DATA PROVIDED>
____

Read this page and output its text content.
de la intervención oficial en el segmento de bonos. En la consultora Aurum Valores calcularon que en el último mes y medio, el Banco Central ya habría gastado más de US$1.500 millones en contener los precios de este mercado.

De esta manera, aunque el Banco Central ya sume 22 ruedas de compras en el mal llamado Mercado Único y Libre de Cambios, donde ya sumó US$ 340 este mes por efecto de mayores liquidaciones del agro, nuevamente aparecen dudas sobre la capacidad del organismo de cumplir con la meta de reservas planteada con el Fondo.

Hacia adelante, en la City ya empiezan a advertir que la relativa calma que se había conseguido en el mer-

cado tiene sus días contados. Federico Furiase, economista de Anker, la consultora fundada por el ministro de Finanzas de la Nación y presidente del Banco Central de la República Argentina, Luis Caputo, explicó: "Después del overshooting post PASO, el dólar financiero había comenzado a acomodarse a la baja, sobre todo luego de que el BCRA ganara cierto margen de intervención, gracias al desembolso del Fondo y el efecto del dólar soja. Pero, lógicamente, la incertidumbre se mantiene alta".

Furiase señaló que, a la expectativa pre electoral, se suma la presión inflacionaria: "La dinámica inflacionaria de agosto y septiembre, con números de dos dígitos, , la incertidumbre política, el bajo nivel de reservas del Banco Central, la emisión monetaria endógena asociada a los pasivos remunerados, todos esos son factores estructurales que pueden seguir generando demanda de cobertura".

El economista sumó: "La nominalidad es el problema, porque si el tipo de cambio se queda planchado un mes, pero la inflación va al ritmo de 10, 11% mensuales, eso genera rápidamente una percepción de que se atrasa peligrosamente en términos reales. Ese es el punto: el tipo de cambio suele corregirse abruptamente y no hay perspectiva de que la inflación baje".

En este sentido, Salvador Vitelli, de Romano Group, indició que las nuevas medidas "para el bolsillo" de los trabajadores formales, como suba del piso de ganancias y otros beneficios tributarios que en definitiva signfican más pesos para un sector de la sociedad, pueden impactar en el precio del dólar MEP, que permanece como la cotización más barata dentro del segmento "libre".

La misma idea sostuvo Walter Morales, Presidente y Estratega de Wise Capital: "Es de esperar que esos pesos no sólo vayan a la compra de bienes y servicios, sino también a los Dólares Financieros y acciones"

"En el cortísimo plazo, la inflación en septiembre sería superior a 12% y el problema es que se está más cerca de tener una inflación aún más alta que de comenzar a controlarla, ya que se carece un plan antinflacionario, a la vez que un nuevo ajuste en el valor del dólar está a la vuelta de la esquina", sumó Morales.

____

THE REQUEST>
Recite the full listing above exactly.

FINAL RESULT>
Read this page and output its text content.
de la intervención oficial en el segmento de bonos. En la consultora Aurum Valores calcularon que en el último mes y medio, el Banco Central ya habría gastado más de US$1.500 millones en contener los precios de este mercado.

De esta manera, aunque el Banco Central ya sume 22 ruedas de compras en el mal llamado Mercado Único y Libre de Cambios, donde ya sumó US$ 340 este mes por efecto de mayores liquidaciones del agro, nuevamente aparecen dudas sobre la capacidad del organismo de cumplir con la meta de reservas planteada con el Fondo.

Hacia adelante, en la City ya empiezan a advertir que la relativa calma que se había conseguido en el mer-

cado tiene sus días contados. Federico Furiase, economista de Anker, la consultora fundada por el ministro de Finanzas de la Nación y presidente del Banco Central de la República Argentina, Luis Caputo, explicó: "Después del overshooting post PASO, el dólar financiero había comenzado a acomodarse a la baja, sobre todo luego de que el BCRA ganara cierto margen de intervención, gracias al desembolso del Fondo y el efecto del dólar soja. Pero, lógicamente, la incertidumbre se mantiene alta".

Furiase señaló que, a la expectativa pre electoral, se suma la presión inflacionaria: "La dinámica inflacionaria de agosto y septiembre, con números de dos dígitos, , la incertidumbre política, el bajo nivel de reservas del Banco Central, la emisión monetaria endógena asociada a los pasivos remunerados, todos esos son factores estructurales que pueden seguir generando demanda de cobertura".

El economista sumó: "La nominalidad es el problema, porque si el tipo de cambio se queda planchado un mes, pero la inflación va al ritmo de 10, 11% mensuales, eso genera rápidamente una percepción de que se atrasa peligrosamente en términos reales. Ese es el punto: el tipo de cambio suele corregirse abruptamente y no hay perspectiva de que la inflación baje".

En este sentido, Salvador Vitelli, de Romano Group, indició que las nuevas medidas "para el bolsillo" de los trabajadores formales, como suba del piso de ganancias y otros beneficios tributarios que en definitiva signfican más pesos para un sector de la sociedad, pueden impactar en el precio del dólar MEP, que permanece como la cotización más barata dentro del segmento "libre".

La misma idea sostuvo Walter Morales, Presidente y Estratega de Wise Capital: "Es de esperar que esos pesos no sólo vayan a la compra de bienes y servicios, sino también a los Dólares Financieros y acciones"

"En el cortísimo plazo, la inflación en septiembre sería superior a 12% y el problema es que se está más cerca de tener una inflación aún más alta que de comenzar a controlarla, ya que se carece un plan antinflacionario, a la vez que un nuevo ajuste en el valor del dólar está a la vuelta de la esquina", sumó Morales.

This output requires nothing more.